Rows from a figure dataset
- - -

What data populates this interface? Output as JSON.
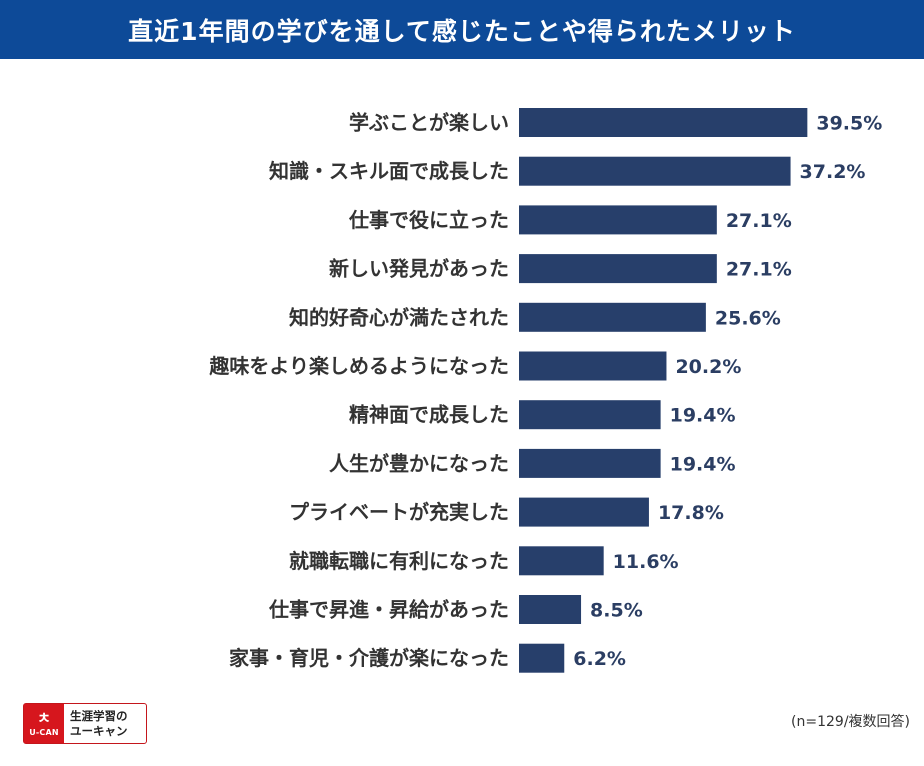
{
  "title": "直近1年間の学びを通して感じたことや得られたメリット",
  "note": "(n=129/複数回答)",
  "logo": {
    "symbol": "ㅊ",
    "mark_text": "U-CAN",
    "line1": "生涯学習の",
    "line2": "ユーキャン"
  },
  "colors": {
    "header": "#0d4a98",
    "bar": "#273f6b",
    "logo_red": "#d6161d"
  },
  "chart_data": {
    "type": "bar",
    "orientation": "horizontal",
    "title": "直近1年間の学びを通して感じたことや得られたメリット",
    "xlabel": "",
    "ylabel": "",
    "unit": "%",
    "xlim": [
      0,
      40
    ],
    "grid": false,
    "categories": [
      "学ぶことが楽しい",
      "知識・スキル面で成長した",
      "仕事で役に立った",
      "新しい発見があった",
      "知的好奇心が満たされた",
      "趣味をより楽しめるようになった",
      "精神面で成長した",
      "人生が豊かになった",
      "プライベートが充実した",
      "就職転職に有利になった",
      "仕事で昇進・昇給があった",
      "家事・育児・介護が楽になった"
    ],
    "values": [
      39.5,
      37.2,
      27.1,
      27.1,
      25.6,
      20.2,
      19.4,
      19.4,
      17.8,
      11.6,
      8.5,
      6.2
    ],
    "value_labels": [
      "39.5%",
      "37.2%",
      "27.1%",
      "27.1%",
      "25.6%",
      "20.2%",
      "19.4%",
      "19.4%",
      "17.8%",
      "11.6%",
      "8.5%",
      "6.2%"
    ]
  }
}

- - -

• [Direction]:
Take the records above and transcribe them exactly, dropping every picture.

• [The result]:
What data populates this interface? Output as JSON.
{
  "title": "直近1年間の学びを通して感じたことや得られたメリット",
  "note": "(n=129/複数回答)",
  "logo": {
    "symbol": "ㅊ",
    "mark_text": "U-CAN",
    "line1": "生涯学習の",
    "line2": "ユーキャン"
  },
  "colors": {
    "header": "#0d4a98",
    "bar": "#273f6b",
    "logo_red": "#d6161d"
  },
  "chart_data": {
    "type": "bar",
    "orientation": "horizontal",
    "title": "直近1年間の学びを通して感じたことや得られたメリット",
    "xlabel": "",
    "ylabel": "",
    "unit": "%",
    "xlim": [
      0,
      40
    ],
    "grid": false,
    "categories": [
      "学ぶことが楽しい",
      "知識・スキル面で成長した",
      "仕事で役に立った",
      "新しい発見があった",
      "知的好奇心が満たされた",
      "趣味をより楽しめるようになった",
      "精神面で成長した",
      "人生が豊かになった",
      "プライベートが充実した",
      "就職転職に有利になった",
      "仕事で昇進・昇給があった",
      "家事・育児・介護が楽になった"
    ],
    "values": [
      39.5,
      37.2,
      27.1,
      27.1,
      25.6,
      20.2,
      19.4,
      19.4,
      17.8,
      11.6,
      8.5,
      6.2
    ],
    "value_labels": [
      "39.5%",
      "37.2%",
      "27.1%",
      "27.1%",
      "25.6%",
      "20.2%",
      "19.4%",
      "19.4%",
      "17.8%",
      "11.6%",
      "8.5%",
      "6.2%"
    ]
  }
}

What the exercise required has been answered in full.